# Exercise materials
****

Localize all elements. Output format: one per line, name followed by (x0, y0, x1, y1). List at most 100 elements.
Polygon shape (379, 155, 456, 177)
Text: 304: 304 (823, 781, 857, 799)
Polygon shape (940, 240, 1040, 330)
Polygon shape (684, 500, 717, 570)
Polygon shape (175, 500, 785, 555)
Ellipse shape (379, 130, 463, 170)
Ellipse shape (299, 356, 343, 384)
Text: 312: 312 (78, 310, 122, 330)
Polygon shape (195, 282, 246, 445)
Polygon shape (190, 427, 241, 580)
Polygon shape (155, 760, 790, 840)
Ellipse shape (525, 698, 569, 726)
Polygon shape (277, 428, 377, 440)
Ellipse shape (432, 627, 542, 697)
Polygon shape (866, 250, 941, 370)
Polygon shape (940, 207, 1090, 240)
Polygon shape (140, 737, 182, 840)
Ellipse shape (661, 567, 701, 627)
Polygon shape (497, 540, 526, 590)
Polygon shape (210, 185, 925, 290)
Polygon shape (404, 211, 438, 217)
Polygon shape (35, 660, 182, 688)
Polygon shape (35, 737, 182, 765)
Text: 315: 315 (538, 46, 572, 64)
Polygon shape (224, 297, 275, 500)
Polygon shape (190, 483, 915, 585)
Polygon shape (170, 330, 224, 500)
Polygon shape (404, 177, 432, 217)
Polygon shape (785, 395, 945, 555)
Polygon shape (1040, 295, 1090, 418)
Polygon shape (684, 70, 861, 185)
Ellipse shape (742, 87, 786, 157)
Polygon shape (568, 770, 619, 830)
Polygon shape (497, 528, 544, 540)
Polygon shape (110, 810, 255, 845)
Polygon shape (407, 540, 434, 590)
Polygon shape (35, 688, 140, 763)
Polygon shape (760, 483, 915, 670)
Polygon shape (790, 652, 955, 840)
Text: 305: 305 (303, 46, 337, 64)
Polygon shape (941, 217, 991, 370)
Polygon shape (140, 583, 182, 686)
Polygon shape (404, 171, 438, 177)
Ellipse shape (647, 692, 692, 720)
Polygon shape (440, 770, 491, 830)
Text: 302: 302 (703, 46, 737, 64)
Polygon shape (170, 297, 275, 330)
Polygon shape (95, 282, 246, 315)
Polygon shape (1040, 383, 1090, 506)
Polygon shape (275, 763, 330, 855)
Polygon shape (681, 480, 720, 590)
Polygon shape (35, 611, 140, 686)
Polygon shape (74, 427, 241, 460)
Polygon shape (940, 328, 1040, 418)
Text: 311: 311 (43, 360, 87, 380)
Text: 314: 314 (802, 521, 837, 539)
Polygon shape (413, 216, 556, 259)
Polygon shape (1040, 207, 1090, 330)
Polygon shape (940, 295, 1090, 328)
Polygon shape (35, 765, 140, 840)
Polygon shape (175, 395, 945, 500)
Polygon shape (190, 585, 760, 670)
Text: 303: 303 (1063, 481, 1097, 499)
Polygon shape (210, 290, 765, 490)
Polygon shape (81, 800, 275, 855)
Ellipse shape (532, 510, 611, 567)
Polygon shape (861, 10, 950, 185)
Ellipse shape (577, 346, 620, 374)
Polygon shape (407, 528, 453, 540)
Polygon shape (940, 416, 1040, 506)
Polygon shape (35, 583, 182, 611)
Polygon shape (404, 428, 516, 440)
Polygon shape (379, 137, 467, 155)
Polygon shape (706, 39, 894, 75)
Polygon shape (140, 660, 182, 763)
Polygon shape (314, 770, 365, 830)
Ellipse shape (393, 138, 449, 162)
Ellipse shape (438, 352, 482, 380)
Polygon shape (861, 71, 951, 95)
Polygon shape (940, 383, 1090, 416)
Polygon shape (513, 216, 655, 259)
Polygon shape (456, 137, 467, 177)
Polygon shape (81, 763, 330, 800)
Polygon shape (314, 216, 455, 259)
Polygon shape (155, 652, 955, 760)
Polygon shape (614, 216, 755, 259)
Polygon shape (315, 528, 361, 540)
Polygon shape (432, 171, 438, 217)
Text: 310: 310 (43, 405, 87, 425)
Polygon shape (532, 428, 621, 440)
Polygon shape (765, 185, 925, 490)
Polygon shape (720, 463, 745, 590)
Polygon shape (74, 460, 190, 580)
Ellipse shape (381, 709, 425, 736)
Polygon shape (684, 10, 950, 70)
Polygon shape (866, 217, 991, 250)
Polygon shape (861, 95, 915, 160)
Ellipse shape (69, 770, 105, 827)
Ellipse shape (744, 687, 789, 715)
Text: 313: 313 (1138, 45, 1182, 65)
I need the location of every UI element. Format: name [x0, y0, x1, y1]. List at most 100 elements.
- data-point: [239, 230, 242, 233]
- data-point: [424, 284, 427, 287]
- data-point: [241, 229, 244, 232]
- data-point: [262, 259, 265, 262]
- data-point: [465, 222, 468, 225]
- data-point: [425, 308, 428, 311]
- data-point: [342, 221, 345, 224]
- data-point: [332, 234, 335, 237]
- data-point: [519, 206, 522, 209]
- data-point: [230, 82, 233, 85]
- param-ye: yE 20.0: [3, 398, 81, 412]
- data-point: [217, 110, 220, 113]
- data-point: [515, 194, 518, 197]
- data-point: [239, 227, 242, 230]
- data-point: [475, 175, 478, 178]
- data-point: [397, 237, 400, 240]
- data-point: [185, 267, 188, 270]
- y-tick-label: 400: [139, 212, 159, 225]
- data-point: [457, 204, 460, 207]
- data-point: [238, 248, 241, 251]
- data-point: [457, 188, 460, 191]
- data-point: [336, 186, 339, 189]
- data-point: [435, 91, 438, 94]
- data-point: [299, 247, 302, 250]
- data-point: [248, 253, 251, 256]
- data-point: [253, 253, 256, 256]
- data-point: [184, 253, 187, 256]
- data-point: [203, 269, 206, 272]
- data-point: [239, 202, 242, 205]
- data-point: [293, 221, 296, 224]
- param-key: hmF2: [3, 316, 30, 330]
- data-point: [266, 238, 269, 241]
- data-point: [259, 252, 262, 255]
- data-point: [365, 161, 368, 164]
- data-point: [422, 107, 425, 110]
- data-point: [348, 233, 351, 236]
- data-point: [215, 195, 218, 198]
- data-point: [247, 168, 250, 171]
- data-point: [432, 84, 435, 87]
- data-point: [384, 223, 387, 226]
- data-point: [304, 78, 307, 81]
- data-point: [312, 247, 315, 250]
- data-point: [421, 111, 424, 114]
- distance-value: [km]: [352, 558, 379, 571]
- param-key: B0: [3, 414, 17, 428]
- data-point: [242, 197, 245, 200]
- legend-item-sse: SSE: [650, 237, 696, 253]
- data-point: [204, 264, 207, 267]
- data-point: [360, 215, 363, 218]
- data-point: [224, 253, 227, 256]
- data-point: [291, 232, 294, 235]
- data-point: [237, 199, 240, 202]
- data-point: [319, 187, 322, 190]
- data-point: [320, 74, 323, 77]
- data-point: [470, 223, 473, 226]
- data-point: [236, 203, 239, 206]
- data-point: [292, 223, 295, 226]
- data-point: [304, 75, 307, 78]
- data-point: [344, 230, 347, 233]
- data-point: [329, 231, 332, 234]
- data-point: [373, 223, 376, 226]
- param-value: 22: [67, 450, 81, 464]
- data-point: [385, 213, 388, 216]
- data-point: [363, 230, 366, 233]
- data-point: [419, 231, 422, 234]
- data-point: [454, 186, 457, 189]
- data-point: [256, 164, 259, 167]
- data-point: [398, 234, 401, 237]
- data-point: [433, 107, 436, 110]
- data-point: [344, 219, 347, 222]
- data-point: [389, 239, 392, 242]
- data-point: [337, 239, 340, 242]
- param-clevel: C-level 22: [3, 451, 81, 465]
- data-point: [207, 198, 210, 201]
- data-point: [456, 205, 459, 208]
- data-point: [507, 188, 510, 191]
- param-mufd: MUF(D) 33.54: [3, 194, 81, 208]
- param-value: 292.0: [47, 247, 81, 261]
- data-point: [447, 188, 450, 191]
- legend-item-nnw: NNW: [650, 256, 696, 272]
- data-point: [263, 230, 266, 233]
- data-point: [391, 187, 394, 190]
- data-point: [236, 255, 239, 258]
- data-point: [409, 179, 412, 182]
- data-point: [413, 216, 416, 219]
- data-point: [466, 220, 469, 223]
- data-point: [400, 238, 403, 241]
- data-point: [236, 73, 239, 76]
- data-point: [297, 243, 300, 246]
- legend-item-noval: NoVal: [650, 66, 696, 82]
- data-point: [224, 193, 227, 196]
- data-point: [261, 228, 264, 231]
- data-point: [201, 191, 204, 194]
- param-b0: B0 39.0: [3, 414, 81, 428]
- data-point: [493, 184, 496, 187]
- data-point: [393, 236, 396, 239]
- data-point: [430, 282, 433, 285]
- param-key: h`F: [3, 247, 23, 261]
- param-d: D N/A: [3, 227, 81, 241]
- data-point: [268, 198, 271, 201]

****

# Given request
Can you copy, word for word, every line from the very beginning of the entries through the line containing "Polygon shape (140, 737, 182, 840)", with that line included?

# Task result
Localize all elements. Output format: one per line, name followed by (x0, y0, x1, y1). List at most 100 elements.
Polygon shape (379, 155, 456, 177)
Text: 304: 304 (823, 781, 857, 799)
Polygon shape (940, 240, 1040, 330)
Polygon shape (684, 500, 717, 570)
Polygon shape (175, 500, 785, 555)
Ellipse shape (379, 130, 463, 170)
Ellipse shape (299, 356, 343, 384)
Text: 312: 312 (78, 310, 122, 330)
Polygon shape (195, 282, 246, 445)
Polygon shape (190, 427, 241, 580)
Polygon shape (155, 760, 790, 840)
Ellipse shape (525, 698, 569, 726)
Polygon shape (277, 428, 377, 440)
Ellipse shape (432, 627, 542, 697)
Polygon shape (866, 250, 941, 370)
Polygon shape (940, 207, 1090, 240)
Polygon shape (140, 737, 182, 840)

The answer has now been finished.